### Data for this exercise ###

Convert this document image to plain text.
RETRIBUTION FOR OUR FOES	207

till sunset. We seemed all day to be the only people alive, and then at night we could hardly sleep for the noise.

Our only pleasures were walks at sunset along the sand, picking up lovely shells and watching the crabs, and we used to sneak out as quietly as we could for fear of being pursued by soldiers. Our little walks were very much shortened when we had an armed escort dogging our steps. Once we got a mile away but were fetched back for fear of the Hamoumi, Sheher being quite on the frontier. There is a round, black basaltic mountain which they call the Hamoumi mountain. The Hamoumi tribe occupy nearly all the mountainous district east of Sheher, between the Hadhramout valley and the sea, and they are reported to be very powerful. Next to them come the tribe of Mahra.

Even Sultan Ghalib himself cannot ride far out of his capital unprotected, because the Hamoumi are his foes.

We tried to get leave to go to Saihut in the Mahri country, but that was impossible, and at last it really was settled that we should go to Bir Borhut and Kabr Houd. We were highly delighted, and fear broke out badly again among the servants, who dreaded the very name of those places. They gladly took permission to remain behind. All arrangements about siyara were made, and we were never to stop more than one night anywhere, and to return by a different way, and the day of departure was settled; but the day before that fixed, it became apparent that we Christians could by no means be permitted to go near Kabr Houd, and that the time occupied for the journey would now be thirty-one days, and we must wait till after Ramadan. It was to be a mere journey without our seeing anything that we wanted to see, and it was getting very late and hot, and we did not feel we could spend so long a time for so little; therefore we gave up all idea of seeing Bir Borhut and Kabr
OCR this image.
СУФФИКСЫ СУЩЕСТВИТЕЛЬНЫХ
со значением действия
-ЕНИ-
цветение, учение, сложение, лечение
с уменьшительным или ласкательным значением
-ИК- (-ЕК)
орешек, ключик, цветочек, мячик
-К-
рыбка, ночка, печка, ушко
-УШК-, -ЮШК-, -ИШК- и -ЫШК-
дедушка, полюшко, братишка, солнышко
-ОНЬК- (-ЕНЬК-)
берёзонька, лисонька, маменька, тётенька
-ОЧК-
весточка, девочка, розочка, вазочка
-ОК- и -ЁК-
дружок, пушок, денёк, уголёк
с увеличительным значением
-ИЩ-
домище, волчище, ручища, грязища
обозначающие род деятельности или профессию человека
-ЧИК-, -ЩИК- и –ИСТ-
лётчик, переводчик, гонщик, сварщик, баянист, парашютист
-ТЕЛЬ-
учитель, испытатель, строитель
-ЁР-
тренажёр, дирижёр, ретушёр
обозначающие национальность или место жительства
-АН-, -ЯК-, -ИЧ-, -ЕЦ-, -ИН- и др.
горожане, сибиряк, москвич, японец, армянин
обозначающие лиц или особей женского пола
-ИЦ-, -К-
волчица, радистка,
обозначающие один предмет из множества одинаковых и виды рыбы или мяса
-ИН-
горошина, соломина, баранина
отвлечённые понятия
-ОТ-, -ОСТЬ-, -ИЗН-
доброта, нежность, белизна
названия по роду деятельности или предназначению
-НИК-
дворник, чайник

###

**Task requirements:** Copy out each record exactly as given, omitting none.

**Task solution:**
Convert this document image to plain text.
RETRIBUTION FOR OUR FOES	207

till sunset. We seemed all day to be the only people alive, and then at night we could hardly sleep for the noise.

Our only pleasures were walks at sunset along the sand, picking up lovely shells and watching the crabs, and we used to sneak out as quietly as we could for fear of being pursued by soldiers. Our little walks were very much shortened when we had an armed escort dogging our steps. Once we got a mile away but were fetched back for fear of the Hamoumi, Sheher being quite on the frontier. There is a round, black basaltic mountain which they call the Hamoumi mountain. The Hamoumi tribe occupy nearly all the mountainous district east of Sheher, between the Hadhramout valley and the sea, and they are reported to be very powerful. Next to them come the tribe of Mahra.

Even Sultan Ghalib himself cannot ride far out of his capital unprotected, because the Hamoumi are his foes.

We tried to get leave to go to Saihut in the Mahri country, but that was impossible, and at last it really was settled that we should go to Bir Borhut and Kabr Houd. We were highly delighted, and fear broke out badly again among the servants, who dreaded the very name of those places. They gladly took permission to remain behind. All arrangements about siyara were made, and we were never to stop more than one night anywhere, and to return by a different way, and the day of departure was settled; but the day before that fixed, it became apparent that we Christians could by no means be permitted to go near Kabr Houd, and that the time occupied for the journey would now be thirty-one days, and we must wait till after Ramadan. It was to be a mere journey without our seeing anything that we wanted to see, and it was getting very late and hot, and we did not feel we could spend so long a time for so little; therefore we gave up all idea of seeing Bir Borhut and Kabr
OCR this image.
СУФФИКСЫ СУЩЕСТВИТЕЛЬНЫХ
со значением действия
-ЕНИ-
цветение, учение, сложение, лечение
с уменьшительным или ласкательным значением
-ИК- (-ЕК)
орешек, ключик, цветочек, мячик
-К-
рыбка, ночка, печка, ушко
-УШК-, -ЮШК-, -ИШК- и -ЫШК-
дедушка, полюшко, братишка, солнышко
-ОНЬК- (-ЕНЬК-)
берёзонька, лисонька, маменька, тётенька
-ОЧК-
весточка, девочка, розочка, вазочка
-ОК- и -ЁК-
дружок, пушок, денёк, уголёк
с увеличительным значением
-ИЩ-
домище, волчище, ручища, грязища
обозначающие род деятельности или профессию человека
-ЧИК-, -ЩИК- и –ИСТ-
лётчик, переводчик, гонщик, сварщик, баянист, парашютист
-ТЕЛЬ-
учитель, испытатель, строитель
-ЁР-
тренажёр, дирижёр, ретушёр
обозначающие национальность или место жительства
-АН-, -ЯК-, -ИЧ-, -ЕЦ-, -ИН- и др.
горожане, сибиряк, москвич, японец, армянин
обозначающие лиц или особей женского пола
-ИЦ-, -К-
волчица, радистка,
обозначающие один предмет из множества одинаковых и виды рыбы или мяса
-ИН-
горошина, соломина, баранина
отвлечённые понятия
-ОТ-, -ОСТЬ-, -ИЗН-
доброта, нежность, белизна
названия по роду деятельности или предназначению
-НИК-
дворник, чайник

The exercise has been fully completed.